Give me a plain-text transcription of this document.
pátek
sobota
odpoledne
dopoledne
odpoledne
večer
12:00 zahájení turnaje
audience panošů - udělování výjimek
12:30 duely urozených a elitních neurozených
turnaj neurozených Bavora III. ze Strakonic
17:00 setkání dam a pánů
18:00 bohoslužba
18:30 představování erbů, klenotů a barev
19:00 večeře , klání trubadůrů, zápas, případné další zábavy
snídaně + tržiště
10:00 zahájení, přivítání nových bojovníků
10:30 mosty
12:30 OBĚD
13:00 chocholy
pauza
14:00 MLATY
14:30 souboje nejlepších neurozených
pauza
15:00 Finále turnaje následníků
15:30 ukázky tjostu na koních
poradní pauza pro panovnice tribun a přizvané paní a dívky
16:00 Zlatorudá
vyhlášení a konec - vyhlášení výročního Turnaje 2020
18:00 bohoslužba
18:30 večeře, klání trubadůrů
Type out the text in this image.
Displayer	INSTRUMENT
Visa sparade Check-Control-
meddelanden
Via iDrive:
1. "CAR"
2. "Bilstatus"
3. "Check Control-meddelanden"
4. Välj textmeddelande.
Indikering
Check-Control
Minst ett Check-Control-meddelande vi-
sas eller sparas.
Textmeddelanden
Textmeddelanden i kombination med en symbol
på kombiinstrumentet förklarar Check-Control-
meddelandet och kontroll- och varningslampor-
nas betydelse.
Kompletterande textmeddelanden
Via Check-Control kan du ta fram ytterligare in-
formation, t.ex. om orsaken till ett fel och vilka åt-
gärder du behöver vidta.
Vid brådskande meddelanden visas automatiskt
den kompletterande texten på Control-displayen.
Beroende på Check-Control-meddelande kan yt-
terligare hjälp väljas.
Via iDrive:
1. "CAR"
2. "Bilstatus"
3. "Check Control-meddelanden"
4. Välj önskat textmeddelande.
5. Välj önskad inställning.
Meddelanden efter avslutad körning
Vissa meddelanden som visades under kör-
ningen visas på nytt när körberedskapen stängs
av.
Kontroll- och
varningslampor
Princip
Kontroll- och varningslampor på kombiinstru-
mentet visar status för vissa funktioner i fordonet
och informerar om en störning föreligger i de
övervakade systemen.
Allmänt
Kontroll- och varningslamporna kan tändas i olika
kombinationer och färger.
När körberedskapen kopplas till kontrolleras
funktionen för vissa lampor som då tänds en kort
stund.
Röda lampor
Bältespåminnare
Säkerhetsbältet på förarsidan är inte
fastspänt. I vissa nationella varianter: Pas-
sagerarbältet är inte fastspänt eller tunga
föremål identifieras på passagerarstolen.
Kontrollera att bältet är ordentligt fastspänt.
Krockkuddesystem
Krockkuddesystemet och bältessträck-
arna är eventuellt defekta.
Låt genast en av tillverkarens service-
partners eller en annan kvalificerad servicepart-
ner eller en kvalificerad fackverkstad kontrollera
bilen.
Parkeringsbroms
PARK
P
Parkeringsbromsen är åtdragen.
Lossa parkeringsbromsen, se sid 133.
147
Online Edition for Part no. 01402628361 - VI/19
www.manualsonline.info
———
Stated goal
Filter the entries above down to the lines containing the word "Check".

Response to the task
Visa sparade Check-Control-
3. "Check Control-meddelanden"
Check-Control
Minst ett Check-Control-meddelande vi-
på kombiinstrumentet förklarar Check-Control-
Via Check-Control kan du ta fram ytterligare in-
Beroende på Check-Control-meddelande kan yt-
3. "Check Control-meddelanden"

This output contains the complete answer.